* [Excerpted data]:
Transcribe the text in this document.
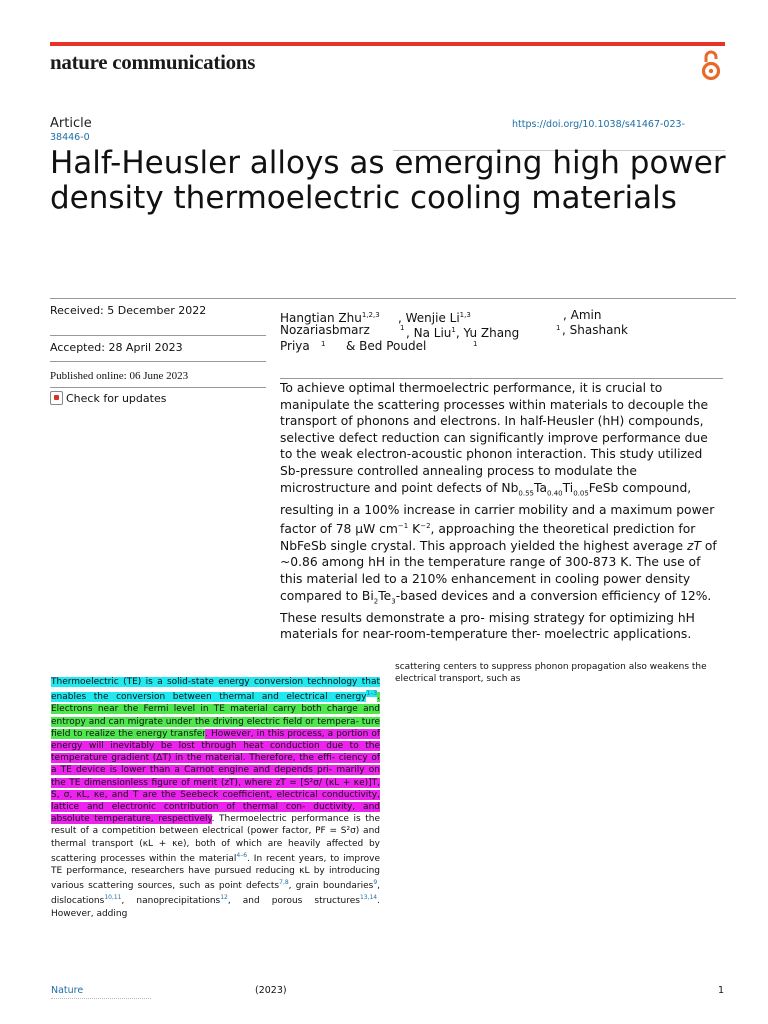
nature communications
Article
38446-0
https://doi.org/10.1038/s41467-023-
Half-Heusler alloys as emerging high power density thermoelectric cooling materials
Received: 5 December 2022
Accepted: 28 April 2023
Published online: 06 June 2023
Check for updates
Hangtian Zhu$^{1,2,3}$ , Wenjie Li$^{1,3}$	, Amin
Nozariasbmarz	1 , Na Liu$^1$, Yu Zhang	1 , Shashank
Priya 1 & Bed Poudel	1

To achieve optimal thermoelectric performance, it is crucial to manipulate the scattering processes within materials to decouple the transport of phonons and electrons. In half-Heusler (hH) compounds, selective defect reduction can significantly improve performance due to the weak electron-acoustic phonon interaction. This study utilized Sb-pressure controlled annealing process to modulate the microstructure and point defects of $Nb_{0.55}Ta_{0.40}Ti_{0.05}FeSb$ compound, resulting in a 100% increase in carrier mobility and a maximum power factor of 78 µW $cm^{-1}$ $K^{-2}$, approaching the theoretical prediction for NbFeSb single crystal. This approach yielded the highest average zT of ~0.86 among hH in the temperature range of 300-873 K. The use of this material led to a 210% enhancement in cooling power density compared to $Bi_2Te_3$-based devices and a conversion efficiency of 12%. These results demonstrate a pro- mising strategy for optimizing hH materials for near-room-temperature ther- moelectric applications.

Thermoelectric (TE) is a solid-state energy conversion technology that enables the conversion between thermal and electrical energy$^{1-3}$. Electrons near the Fermi level in TE material carry both charge and entropy and can migrate under the driving electric field or tempera- ture field to realize the energy transfer. However, in this process, a portion of energy will inevitably be lost through heat conduction due to the temperature gradient (ΔT) in the material. Therefore, the effi- ciency of a TE device is lower than a Carnot engine and depends pri- marily on the TE dimensionless figure of merit (zT), where zT = [S²σ/ (κL + κe)]T, S, σ, κL, κe, and T are the Seebeck coefficient, electrical conductivity, lattice and electronic contribution of thermal con- ductivity, and absolute temperature, respectively. Thermoelectric performance is the result of a competition between electrical (power factor, PF = S²σ) and thermal transport (κL + κe), both of which are heavily affected by scattering processes within the material$^{4-6}$. In recent years, to improve TE performance, researchers have pursued reducing κL by introducing various scattering sources, such as point defects$^{7,8}$, grain boundaries$^9$, dislocations$^{10,11}$, nanoprecipitations$^{12}$, and porous structures$^{13,14}$. However, adding

scattering centers to suppress phonon propagation also weakens the electrical transport, such as

Nature	(2023)	1
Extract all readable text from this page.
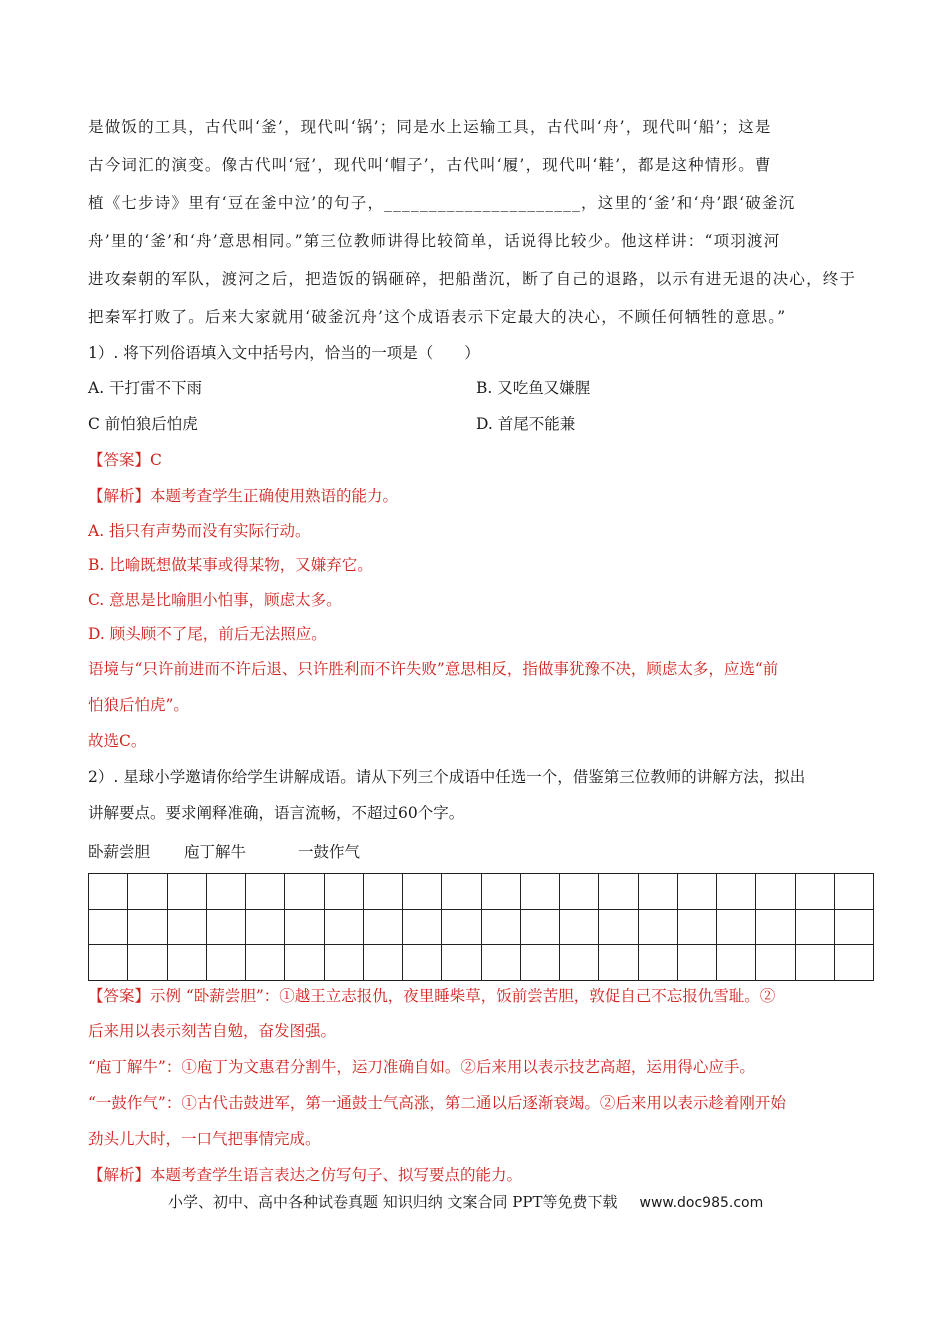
是做饭的工具，古代叫‘釜’，现代叫‘锅’；同是水上运输工具，古代叫‘舟’，现代叫‘船’；这是
古今词汇的演变。像古代叫‘冠’，现代叫‘帽子’，古代叫‘履’，现代叫‘鞋’，都是这种情形。曹
植《七步诗》里有‘豆在釜中泣’的句子，______________________，这里的‘釜’和‘舟’跟‘破釜沉
舟’里的‘釜’和‘舟’意思相同。”第三位教师讲得比较简单，话说得比较少。他这样讲：“项羽渡河
进攻秦朝的军队，渡河之后，把造饭的锅砸碎，把船凿沉，断了自己的退路，以示有进无退的决心，终于
把秦军打败了。后来大家就用‘破釜沉舟’这个成语表示下定最大的决心，不顾任何牺牲的意思。”
1）. 将下列俗语填入文中括号内，恰当的一项是（　　）
A. 干打雷不下雨	B. 又吃鱼又嫌腥
C 前怕狼后怕虎	D. 首尾不能兼
【答案】C
【解析】本题考查学生正确使用熟语的能力。
A. 指只有声势而没有实际行动。
B. 比喻既想做某事或得某物，又嫌弃它。
C. 意思是比喻胆小怕事，顾虑太多。
D. 顾头顾不了尾，前后无法照应。
语境与“只许前进而不许后退、只许胜利而不许失败”意思相反，指做事犹豫不决，顾虑太多，应选“前
怕狼后怕虎”。
故选C。
2）. 星球小学邀请你给学生讲解成语。请从下列三个成语中任选一个，借鉴第三位教师的讲解方法，拟出
讲解要点。要求阐释准确，语言流畅，不超过60个字。
卧薪尝胆 庖丁解牛	一鼓作气

【答案】示例 “卧薪尝胆”：①越王立志报仇，夜里睡柴草，饭前尝苦胆，敦促自己不忘报仇雪耻。②
后来用以表示刻苦自勉，奋发图强。
“庖丁解牛”：①庖丁为文惠君分割牛，运刀准确自如。②后来用以表示技艺高超，运用得心应手。
“一鼓作气”：①古代击鼓进军，第一通鼓士气高涨，第二通以后逐渐衰竭。②后来用以表示趁着刚开始
劲头儿大时，一口气把事情完成。
【解析】本题考查学生语言表达之仿写句子、拟写要点的能力。
小学、初中、高中各种试卷真题 知识归纳 文案合同 PPT等免费下载 www.doc985.com
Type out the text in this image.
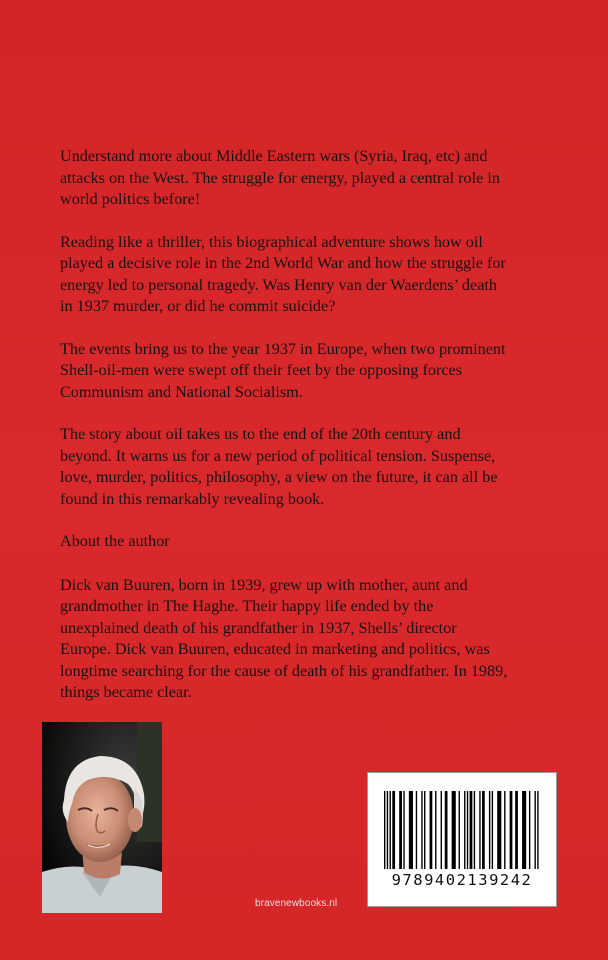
Understand more about Middle Eastern wars (Syria, Iraq, etc) and attacks on the West. The struggle for energy, played a central role in world politics before!

Reading like a thriller, this biographical adventure shows how oil played a decisive role in the 2nd World War and how the struggle for energy led to personal tragedy. Was Henry van der Waerdens’ death in 1937 murder, or did he commit suicide?

The events bring us to the year 1937 in Europe, when two prominent Shell-oil-men were swept off their feet by the opposing forces Communism and National Socialism.

The story about oil takes us to the end of the 20th century and beyond. It warns us for a new period of political tension. Suspense, love, murder, politics, philosophy, a view on the future, it can all be found in this remarkably revealing book.

About the author

Dick van Buuren, born in 1939, grew up with mother, aunt and grandmother in The Haghe. Their happy life ended by the unexplained death of his grandfather in 1937, Shells’ director Europe. Dick van Buuren, educated in marketing and politics, was longtime searching for the cause of death of his grandfather. In 1989, things became clear.

bravenewbooks.nl
9789402139242
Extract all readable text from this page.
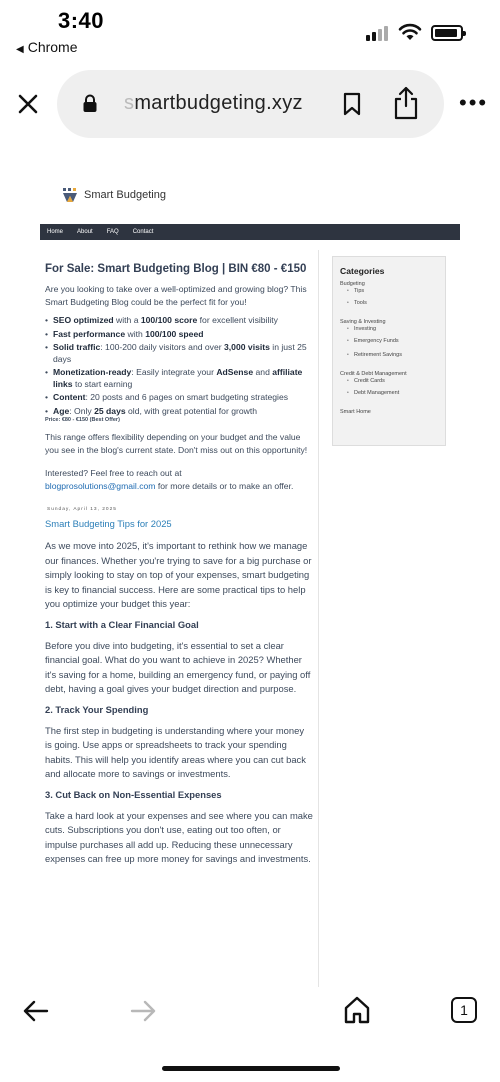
3:40
◀ Chrome
smartbudgeting.xyz	•••
Smart Budgeting
Home About FAQ Contact
For Sale: Smart Budgeting Blog | BIN €80 - €150
Are you looking to take over a well-optimized and growing blog? This Smart Budgeting Blog could be the perfect fit for you!
• SEO optimized with a 100/100 score for excellent visibility
• Fast performance with 100/100 speed
• Solid traffic: 100-200 daily visitors and over 3,000 visits in just 25 days
• Monetization-ready: Easily integrate your AdSense and affiliate links to start earning
• Content: 20 posts and 6 pages on smart budgeting strategies
• Age: Only 25 days old, with great potential for growth
Price: €80 - €150 (Best Offer)
This range offers flexibility depending on your budget and the value you see in the blog's current state. Don't miss out on this opportunity!
Interested? Feel free to reach out at
blogprosolutions@gmail.com for more details or to make an offer.
Sunday, April 13, 2025
Smart Budgeting Tips for 2025
As we move into 2025, it's important to rethink how we manage our finances. Whether you're trying to save for a big purchase or simply looking to stay on top of your expenses, smart budgeting is key to financial success. Here are some practical tips to help you optimize your budget this year:
1. Start with a Clear Financial Goal
Before you dive into budgeting, it's essential to set a clear financial goal. What do you want to achieve in 2025? Whether it's saving for a home, building an emergency fund, or paying off debt, having a goal gives your budget direction and purpose.
2. Track Your Spending
The first step in budgeting is understanding where your money is going. Use apps or spreadsheets to track your spending habits. This will help you identify areas where you can cut back and allocate more to savings or investments.
3. Cut Back on Non-Essential Expenses
Take a hard look at your expenses and see where you can make cuts. Subscriptions you don't use, eating out too often, or impulse purchases all add up. Reducing these unnecessary expenses can free up more money for savings and investments.
Categories
Budgeting
• Tips
• Tools
Saving & Investing
• Investing
• Emergency Funds
• Retirement Savings
Credit & Debt Management
• Credit Cards
• Debt Management
Smart Home
1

* [Description of the task]:
Leave every image out, and retype the material exactly.

* [Output of the task]:
Transcribe the text in this document.
nature communications
Article
38446-0
https://doi.org/10.1038/s41467-023-
Half-Heusler alloys as emerging high power density thermoelectric cooling materials
Received: 5 December 2022
Accepted: 28 April 2023
Published online: 06 June 2023
Check for updates
Hangtian Zhu$^{1,2,3}$ , Wenjie Li$^{1,3}$	, Amin
Nozariasbmarz	1 , Na Liu$^1$, Yu Zhang	1 , Shashank
Priya 1 & Bed Poudel	1

To achieve optimal thermoelectric performance, it is crucial to manipulate the scattering processes within materials to decouple the transport of phonons and electrons. In half-Heusler (hH) compounds, selective defect reduction can significantly improve performance due to the weak electron-acoustic phonon interaction. This study utilized Sb-pressure controlled annealing process to modulate the microstructure and point defects of $Nb_{0.55}Ta_{0.40}Ti_{0.05}FeSb$ compound, resulting in a 100% increase in carrier mobility and a maximum power factor of 78 µW $cm^{-1}$ $K^{-2}$, approaching the theoretical prediction for NbFeSb single crystal. This approach yielded the highest average zT of ~0.86 among hH in the temperature range of 300-873 K. The use of this material led to a 210% enhancement in cooling power density compared to $Bi_2Te_3$-based devices and a conversion efficiency of 12%. These results demonstrate a pro- mising strategy for optimizing hH materials for near-room-temperature ther- moelectric applications.

Thermoelectric (TE) is a solid-state energy conversion technology that enables the conversion between thermal and electrical energy$^{1-3}$. Electrons near the Fermi level in TE material carry both charge and entropy and can migrate under the driving electric field or tempera- ture field to realize the energy transfer. However, in this process, a portion of energy will inevitably be lost through heat conduction due to the temperature gradient (ΔT) in the material. Therefore, the effi- ciency of a TE device is lower than a Carnot engine and depends pri- marily on the TE dimensionless figure of merit (zT), where zT = [S²σ/ (κL + κe)]T, S, σ, κL, κe, and T are the Seebeck coefficient, electrical conductivity, lattice and electronic contribution of thermal con- ductivity, and absolute temperature, respectively. Thermoelectric performance is the result of a competition between electrical (power factor, PF = S²σ) and thermal transport (κL + κe), both of which are heavily affected by scattering processes within the material$^{4-6}$. In recent years, to improve TE performance, researchers have pursued reducing κL by introducing various scattering sources, such as point defects$^{7,8}$, grain boundaries$^9$, dislocations$^{10,11}$, nanoprecipitations$^{12}$, and porous structures$^{13,14}$. However, adding

scattering centers to suppress phonon propagation also weakens the electrical transport, such as

Nature	(2023)	1
Extract all readable text from this page.
是做饭的工具，古代叫‘釜’，现代叫‘锅’；同是水上运输工具，古代叫‘舟’，现代叫‘船’；这是
古今词汇的演变。像古代叫‘冠’，现代叫‘帽子’，古代叫‘履’，现代叫‘鞋’，都是这种情形。曹
植《七步诗》里有‘豆在釜中泣’的句子，______________________，这里的‘釜’和‘舟’跟‘破釜沉
舟’里的‘釜’和‘舟’意思相同。”第三位教师讲得比较简单，话说得比较少。他这样讲：“项羽渡河
进攻秦朝的军队，渡河之后，把造饭的锅砸碎，把船凿沉，断了自己的退路，以示有进无退的决心，终于
把秦军打败了。后来大家就用‘破釜沉舟’这个成语表示下定最大的决心，不顾任何牺牲的意思。”
1）. 将下列俗语填入文中括号内，恰当的一项是（　　）
A. 干打雷不下雨	B. 又吃鱼又嫌腥
C 前怕狼后怕虎	D. 首尾不能兼
【答案】C
【解析】本题考查学生正确使用熟语的能力。
A. 指只有声势而没有实际行动。
B. 比喻既想做某事或得某物，又嫌弃它。
C. 意思是比喻胆小怕事，顾虑太多。
D. 顾头顾不了尾，前后无法照应。
语境与“只许前进而不许后退、只许胜利而不许失败”意思相反，指做事犹豫不决，顾虑太多，应选“前
怕狼后怕虎”。
故选C。
2）. 星球小学邀请你给学生讲解成语。请从下列三个成语中任选一个，借鉴第三位教师的讲解方法，拟出
讲解要点。要求阐释准确，语言流畅，不超过60个字。
卧薪尝胆 庖丁解牛	一鼓作气

【答案】示例 “卧薪尝胆”：①越王立志报仇，夜里睡柴草，饭前尝苦胆，敦促自己不忘报仇雪耻。②
后来用以表示刻苦自勉，奋发图强。
“庖丁解牛”：①庖丁为文惠君分割牛，运刀准确自如。②后来用以表示技艺高超，运用得心应手。
“一鼓作气”：①古代击鼓进军，第一通鼓士气高涨，第二通以后逐渐衰竭。②后来用以表示趁着刚开始
劲头儿大时，一口气把事情完成。
【解析】本题考查学生语言表达之仿写句子、拟写要点的能力。
小学、初中、高中各种试卷真题 知识归纳 文案合同 PPT等免费下载 www.doc985.com
Type out the text in this image.
Understand more about Middle Eastern wars (Syria, Iraq, etc) and attacks on the West. The struggle for energy, played a central role in world politics before!

Reading like a thriller, this biographical adventure shows how oil played a decisive role in the 2nd World War and how the struggle for energy led to personal tragedy. Was Henry van der Waerdens’ death in 1937 murder, or did he commit suicide?

The events bring us to the year 1937 in Europe, when two prominent Shell-oil-men were swept off their feet by the opposing forces Communism and National Socialism.

The story about oil takes us to the end of the 20th century and beyond. It warns us for a new period of political tension. Suspense, love, murder, politics, philosophy, a view on the future, it can all be found in this remarkably revealing book.

About the author

Dick van Buuren, born in 1939, grew up with mother, aunt and grandmother in The Haghe. Their happy life ended by the unexplained death of his grandfather in 1937, Shells’ director Europe. Dick van Buuren, educated in marketing and politics, was longtime searching for the cause of death of his grandfather. In 1989, things became clear.

bravenewbooks.nl
9789402139242
Extract all readable text from this page.
3:40
◀ Chrome
smartbudgeting.xyz	•••
Smart Budgeting
Home About FAQ Contact
For Sale: Smart Budgeting Blog | BIN €80 - €150
Are you looking to take over a well-optimized and growing blog? This Smart Budgeting Blog could be the perfect fit for you!
• SEO optimized with a 100/100 score for excellent visibility
• Fast performance with 100/100 speed
• Solid traffic: 100-200 daily visitors and over 3,000 visits in just 25 days
• Monetization-ready: Easily integrate your AdSense and affiliate links to start earning
• Content: 20 posts and 6 pages on smart budgeting strategies
• Age: Only 25 days old, with great potential for growth
Price: €80 - €150 (Best Offer)
This range offers flexibility depending on your budget and the value you see in the blog's current state. Don't miss out on this opportunity!
Interested? Feel free to reach out at
blogprosolutions@gmail.com for more details or to make an offer.
Sunday, April 13, 2025
Smart Budgeting Tips for 2025
As we move into 2025, it's important to rethink how we manage our finances. Whether you're trying to save for a big purchase or simply looking to stay on top of your expenses, smart budgeting is key to financial success. Here are some practical tips to help you optimize your budget this year:
1. Start with a Clear Financial Goal
Before you dive into budgeting, it's essential to set a clear financial goal. What do you want to achieve in 2025? Whether it's saving for a home, building an emergency fund, or paying off debt, having a goal gives your budget direction and purpose.
2. Track Your Spending
The first step in budgeting is understanding where your money is going. Use apps or spreadsheets to track your spending habits. This will help you identify areas where you can cut back and allocate more to savings or investments.
3. Cut Back on Non-Essential Expenses
Take a hard look at your expenses and see where you can make cuts. Subscriptions you don't use, eating out too often, or impulse purchases all add up. Reducing these unnecessary expenses can free up more money for savings and investments.
Categories
Budgeting
• Tips
• Tools
Saving & Investing
• Investing
• Emergency Funds
• Retirement Savings
Credit & Debt Management
• Credit Cards
• Debt Management
Smart Home
1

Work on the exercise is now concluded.